Extracted data entries:
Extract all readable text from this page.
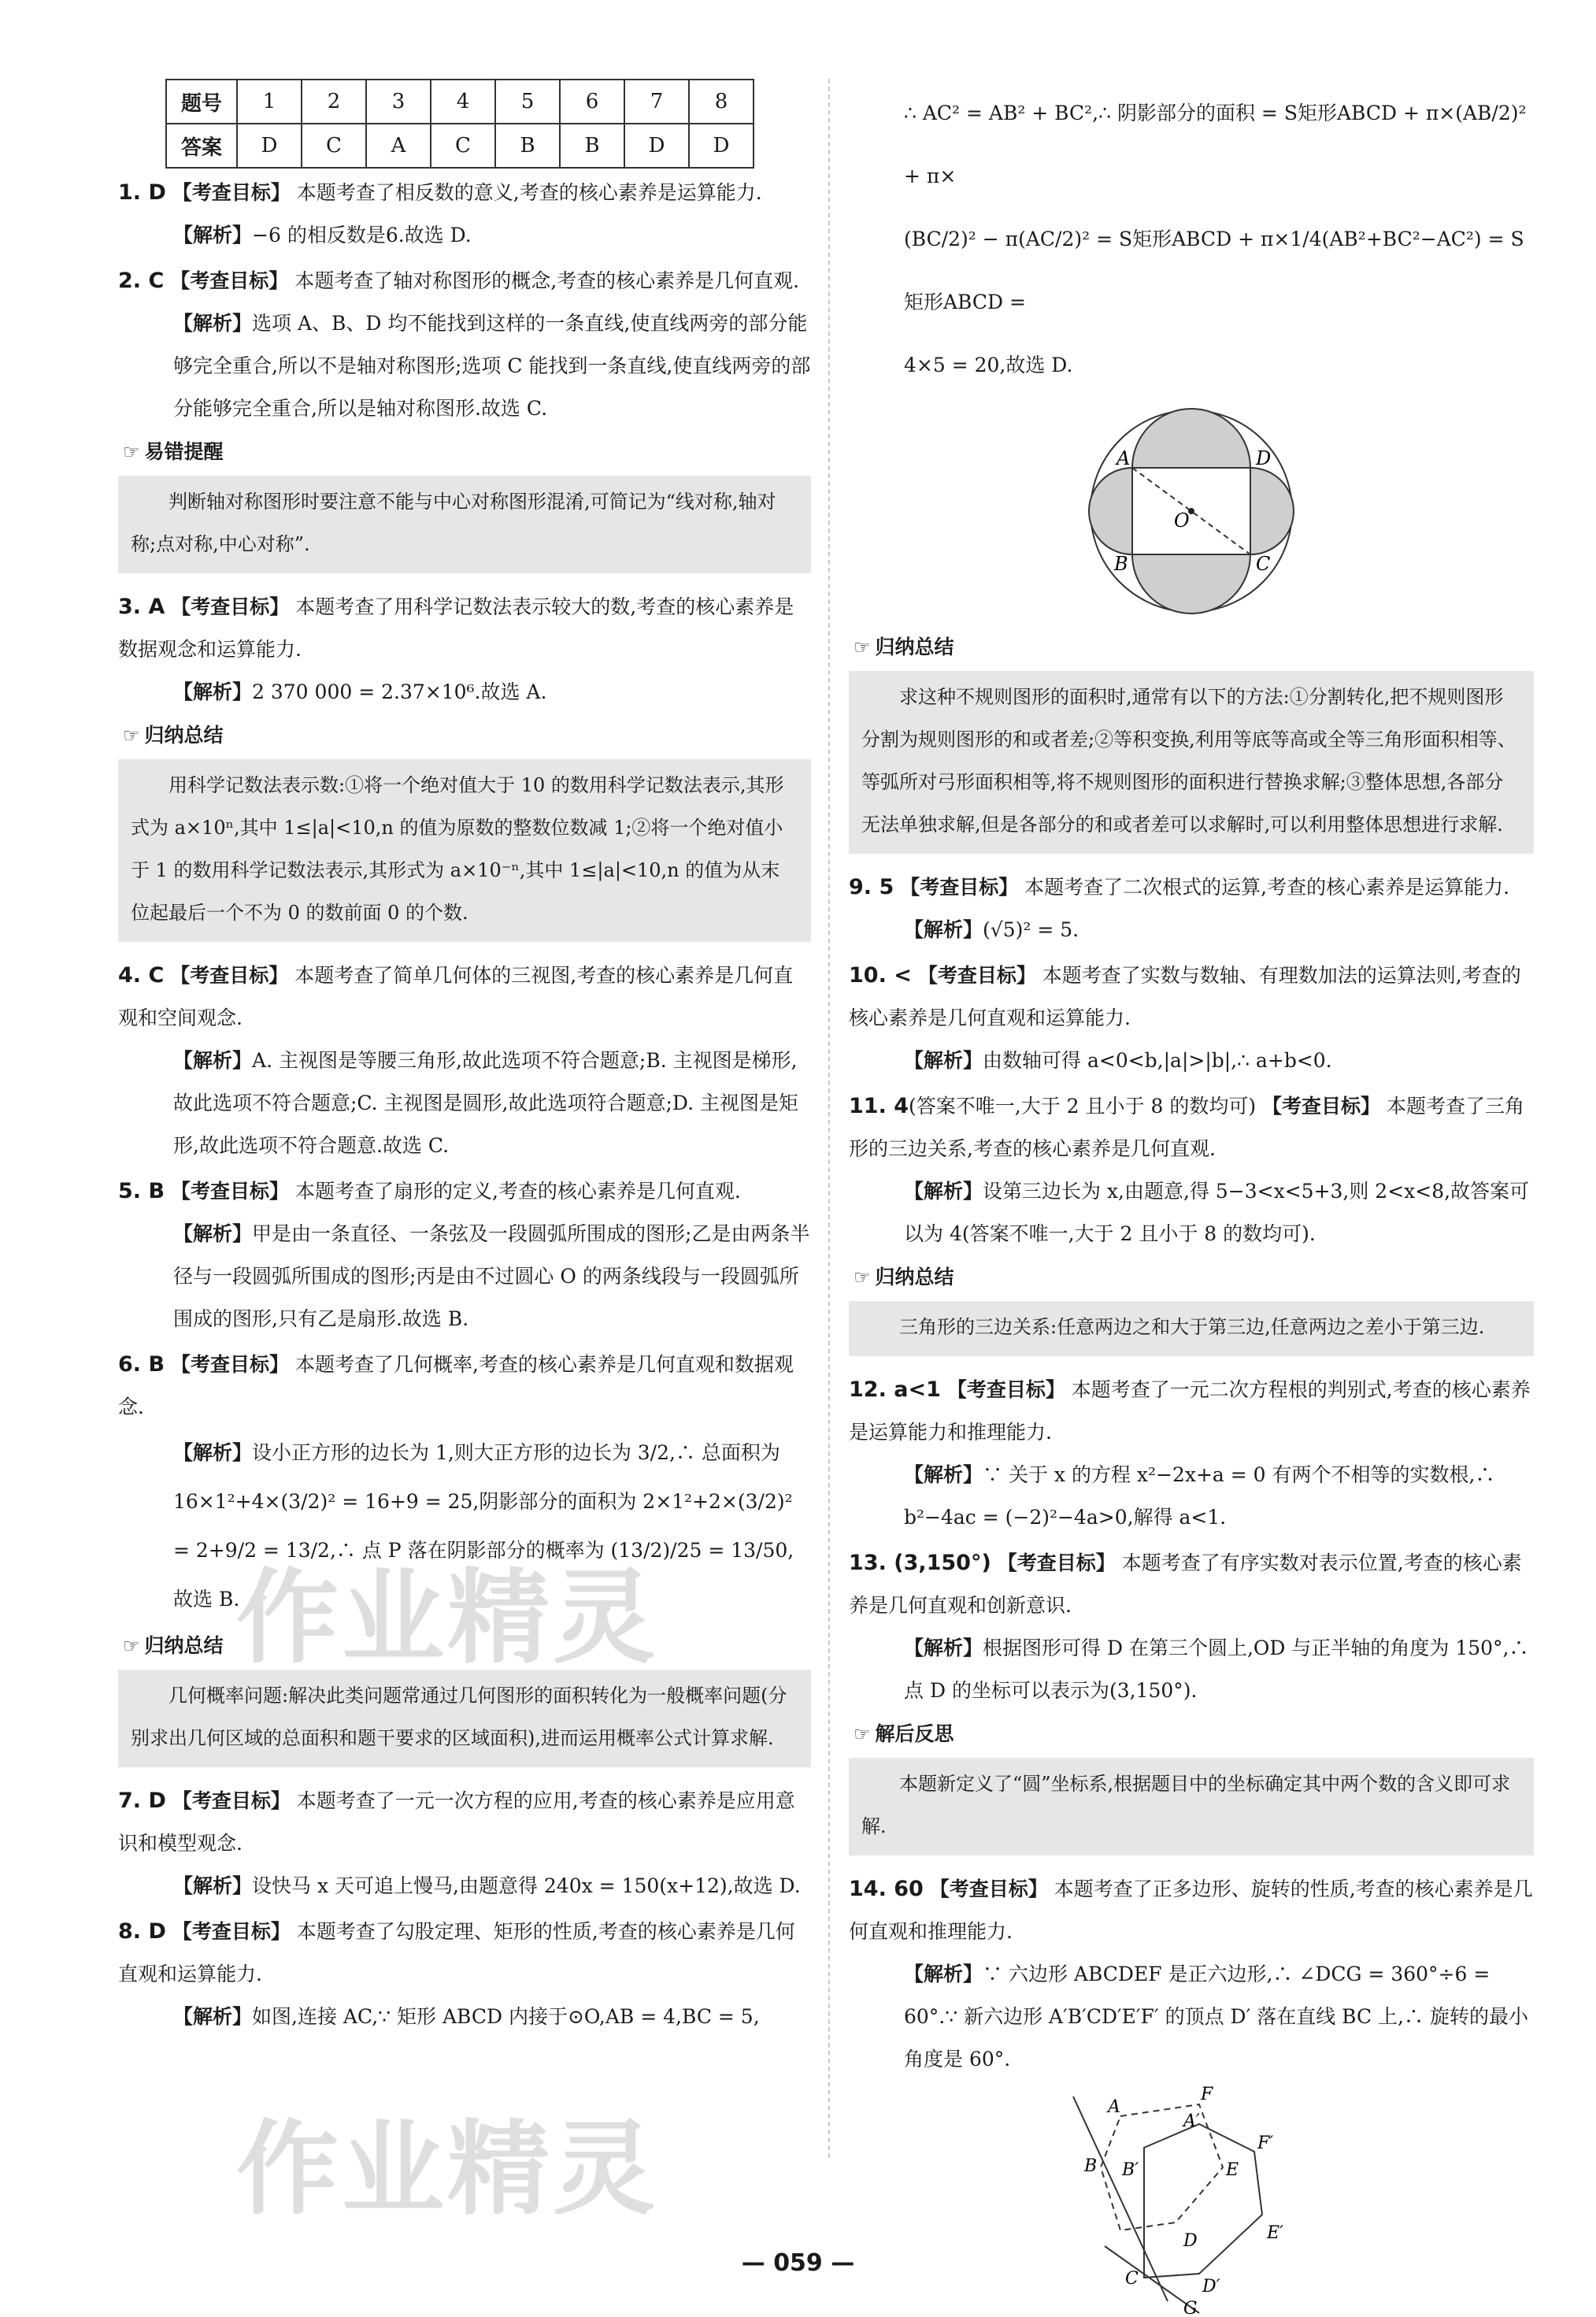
题号	1	2	3	4	5	6	7	8
答案	D	C	A	C	B	B	D	D
1. D 【考查目标】 本题考查了相反数的意义,考查的核心素养是运算能力.
【解析】−6 的相反数是6.故选 D.
2. C 【考查目标】 本题考查了轴对称图形的概念,考查的核心素养是几何直观.
【解析】选项 A、B、D 均不能找到这样的一条直线,使直线两旁的部分能够完全重合,所以不是轴对称图形;选项 C 能找到一条直线,使直线两旁的部分能够完全重合,所以是轴对称图形.故选 C.
☞ 易错提醒
判断轴对称图形时要注意不能与中心对称图形混淆,可简记为“线对称,轴对称;点对称,中心对称”.
3. A 【考查目标】 本题考查了用科学记数法表示较大的数,考查的核心素养是数据观念和运算能力.
【解析】2 370 000 = 2.37×10⁶.故选 A.
☞ 归纳总结
用科学记数法表示数:①将一个绝对值大于 10 的数用科学记数法表示,其形式为 a×10ⁿ,其中 1≤|a|<10,n 的值为原数的整数位数减 1;②将一个绝对值小于 1 的数用科学记数法表示,其形式为 a×10⁻ⁿ,其中 1≤|a|<10,n 的值为从末位起最后一个不为 0 的数前面 0 的个数.
4. C 【考查目标】 本题考查了简单几何体的三视图,考查的核心素养是几何直观和空间观念.
【解析】A. 主视图是等腰三角形,故此选项不符合题意;B. 主视图是梯形,故此选项不符合题意;C. 主视图是圆形,故此选项符合题意;D. 主视图是矩形,故此选项不符合题意.故选 C.
5. B 【考查目标】 本题考查了扇形的定义,考查的核心素养是几何直观.
【解析】甲是由一条直径、一条弦及一段圆弧所围成的图形;乙是由两条半径与一段圆弧所围成的图形;丙是由不过圆心 O 的两条线段与一段圆弧所围成的图形,只有乙是扇形.故选 B.
6. B 【考查目标】 本题考查了几何概率,考查的核心素养是几何直观和数据观念.
【解析】设小正方形的边长为 1,则大正方形的边长为 3/2,∴ 总面积为 16×1²+4×(3/2)² = 16+9 = 25,阴影部分的面积为 2×1²+2×(3/2)² = 2+9/2 = 13/2,∴ 点 P 落在阴影部分的概率为 (13/2)/25 = 13/50,故选 B.
☞ 归纳总结
几何概率问题:解决此类问题常通过几何图形的面积转化为一般概率问题(分别求出几何区域的总面积和题干要求的区域面积),进而运用概率公式计算求解.
7. D 【考查目标】 本题考查了一元一次方程的应用,考查的核心素养是应用意识和模型观念.
【解析】设快马 x 天可追上慢马,由题意得 240x = 150(x+12),故选 D.
8. D 【考查目标】 本题考查了勾股定理、矩形的性质,考查的核心素养是几何直观和运算能力.
【解析】如图,连接 AC,∵ 矩形 ABCD 内接于⊙O,AB = 4,BC = 5,
∴ AC² = AB² + BC²,∴ 阴影部分的面积 = S矩形ABCD + π×(AB/2)² + π×
(BC/2)² − π(AC/2)² = S矩形ABCD + π×1/4(AB²+BC²−AC²) = S矩形ABCD =
4×5 = 20,故选 D.
A	D
B	C
O
☞ 归纳总结
求这种不规则图形的面积时,通常有以下的方法:①分割转化,把不规则图形分割为规则图形的和或者差;②等积变换,利用等底等高或全等三角形面积相等、等弧所对弓形面积相等,将不规则图形的面积进行替换求解;③整体思想,各部分无法单独求解,但是各部分的和或者差可以求解时,可以利用整体思想进行求解.
9. 5 【考查目标】 本题考查了二次根式的运算,考查的核心素养是运算能力.
【解析】(√5)² = 5.
10. < 【考查目标】 本题考查了实数与数轴、有理数加法的运算法则,考查的核心素养是几何直观和运算能力.
【解析】由数轴可得 a<0<b,|a|>|b|,∴ a+b<0.
11. 4(答案不唯一,大于 2 且小于 8 的数均可) 【考查目标】 本题考查了三角形的三边关系,考查的核心素养是几何直观.
【解析】设第三边长为 x,由题意,得 5−3<x<5+3,则 2<x<8,故答案可以为 4(答案不唯一,大于 2 且小于 8 的数均可).
☞ 归纳总结
三角形的三边关系:任意两边之和大于第三边,任意两边之差小于第三边.
12. a<1 【考查目标】 本题考查了一元二次方程根的判别式,考查的核心素养是运算能力和推理能力.
【解析】∵ 关于 x 的方程 x²−2x+a = 0 有两个不相等的实数根,∴ b²−4ac = (−2)²−4a>0,解得 a<1.
13. (3,150°) 【考查目标】 本题考查了有序实数对表示位置,考查的核心素养是几何直观和创新意识.
【解析】根据图形可得 D 在第三个圆上,OD 与正半轴的角度为 150°,∴ 点 D 的坐标可以表示为(3,150°).
☞ 解后反思
本题新定义了“圆”坐标系,根据题目中的坐标确定其中两个数的含义即可求解.
14. 60 【考查目标】 本题考查了正多边形、旋转的性质,考查的核心素养是几何直观和推理能力.
【解析】∵ 六边形 ABCDEF 是正六边形,∴ ∠DCG = 360°÷6 = 60°.∵ 新六边形 A′B′CD′E′F′ 的顶点 D′ 落在直线 BC 上,∴ 旋转的最小角度是 60°.
A
F
A′
F′
B B′	E
C
D	E′
G
D′
作业精灵
作业精灵
— 059 —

Challenge: Copy everything in the records above except the pictures, exactly as written.

The solution:
Extract all readable text from this page.
题号	1	2	3	4	5	6	7	8
答案	D	C	A	C	B	B	D	D
1. D 【考查目标】 本题考查了相反数的意义,考查的核心素养是运算能力.
【解析】−6 的相反数是6.故选 D.
2. C 【考查目标】 本题考查了轴对称图形的概念,考查的核心素养是几何直观.
【解析】选项 A、B、D 均不能找到这样的一条直线,使直线两旁的部分能够完全重合,所以不是轴对称图形;选项 C 能找到一条直线,使直线两旁的部分能够完全重合,所以是轴对称图形.故选 C.
☞ 易错提醒
判断轴对称图形时要注意不能与中心对称图形混淆,可简记为“线对称,轴对称;点对称,中心对称”.
3. A 【考查目标】 本题考查了用科学记数法表示较大的数,考查的核心素养是数据观念和运算能力.
【解析】2 370 000 = 2.37×10⁶.故选 A.
☞ 归纳总结
用科学记数法表示数:①将一个绝对值大于 10 的数用科学记数法表示,其形式为 a×10ⁿ,其中 1≤|a|<10,n 的值为原数的整数位数减 1;②将一个绝对值小于 1 的数用科学记数法表示,其形式为 a×10⁻ⁿ,其中 1≤|a|<10,n 的值为从末位起最后一个不为 0 的数前面 0 的个数.
4. C 【考查目标】 本题考查了简单几何体的三视图,考查的核心素养是几何直观和空间观念.
【解析】A. 主视图是等腰三角形,故此选项不符合题意;B. 主视图是梯形,故此选项不符合题意;C. 主视图是圆形,故此选项符合题意;D. 主视图是矩形,故此选项不符合题意.故选 C.
5. B 【考查目标】 本题考查了扇形的定义,考查的核心素养是几何直观.
【解析】甲是由一条直径、一条弦及一段圆弧所围成的图形;乙是由两条半径与一段圆弧所围成的图形;丙是由不过圆心 O 的两条线段与一段圆弧所围成的图形,只有乙是扇形.故选 B.
6. B 【考查目标】 本题考查了几何概率,考查的核心素养是几何直观和数据观念.
【解析】设小正方形的边长为 1,则大正方形的边长为 3/2,∴ 总面积为 16×1²+4×(3/2)² = 16+9 = 25,阴影部分的面积为 2×1²+2×(3/2)² = 2+9/2 = 13/2,∴ 点 P 落在阴影部分的概率为 (13/2)/25 = 13/50,故选 B.
☞ 归纳总结
几何概率问题:解决此类问题常通过几何图形的面积转化为一般概率问题(分别求出几何区域的总面积和题干要求的区域面积),进而运用概率公式计算求解.
7. D 【考查目标】 本题考查了一元一次方程的应用,考查的核心素养是应用意识和模型观念.
【解析】设快马 x 天可追上慢马,由题意得 240x = 150(x+12),故选 D.
8. D 【考查目标】 本题考查了勾股定理、矩形的性质,考查的核心素养是几何直观和运算能力.
【解析】如图,连接 AC,∵ 矩形 ABCD 内接于⊙O,AB = 4,BC = 5,
∴ AC² = AB² + BC²,∴ 阴影部分的面积 = S矩形ABCD + π×(AB/2)² + π×
(BC/2)² − π(AC/2)² = S矩形ABCD + π×1/4(AB²+BC²−AC²) = S矩形ABCD =
4×5 = 20,故选 D.
A	D
B	C
O
☞ 归纳总结
求这种不规则图形的面积时,通常有以下的方法:①分割转化,把不规则图形分割为规则图形的和或者差;②等积变换,利用等底等高或全等三角形面积相等、等弧所对弓形面积相等,将不规则图形的面积进行替换求解;③整体思想,各部分无法单独求解,但是各部分的和或者差可以求解时,可以利用整体思想进行求解.
9. 5 【考查目标】 本题考查了二次根式的运算,考查的核心素养是运算能力.
【解析】(√5)² = 5.
10. < 【考查目标】 本题考查了实数与数轴、有理数加法的运算法则,考查的核心素养是几何直观和运算能力.
【解析】由数轴可得 a<0<b,|a|>|b|,∴ a+b<0.
11. 4(答案不唯一,大于 2 且小于 8 的数均可) 【考查目标】 本题考查了三角形的三边关系,考查的核心素养是几何直观.
【解析】设第三边长为 x,由题意,得 5−3<x<5+3,则 2<x<8,故答案可以为 4(答案不唯一,大于 2 且小于 8 的数均可).
☞ 归纳总结
三角形的三边关系:任意两边之和大于第三边,任意两边之差小于第三边.
12. a<1 【考查目标】 本题考查了一元二次方程根的判别式,考查的核心素养是运算能力和推理能力.
【解析】∵ 关于 x 的方程 x²−2x+a = 0 有两个不相等的实数根,∴ b²−4ac = (−2)²−4a>0,解得 a<1.
13. (3,150°) 【考查目标】 本题考查了有序实数对表示位置,考查的核心素养是几何直观和创新意识.
【解析】根据图形可得 D 在第三个圆上,OD 与正半轴的角度为 150°,∴ 点 D 的坐标可以表示为(3,150°).
☞ 解后反思
本题新定义了“圆”坐标系,根据题目中的坐标确定其中两个数的含义即可求解.
14. 60 【考查目标】 本题考查了正多边形、旋转的性质,考查的核心素养是几何直观和推理能力.
【解析】∵ 六边形 ABCDEF 是正六边形,∴ ∠DCG = 360°÷6 = 60°.∵ 新六边形 A′B′CD′E′F′ 的顶点 D′ 落在直线 BC 上,∴ 旋转的最小角度是 60°.
A
F
A′
F′
B B′	E
C
D	E′
G
D′
作业精灵
作业精灵
— 059 —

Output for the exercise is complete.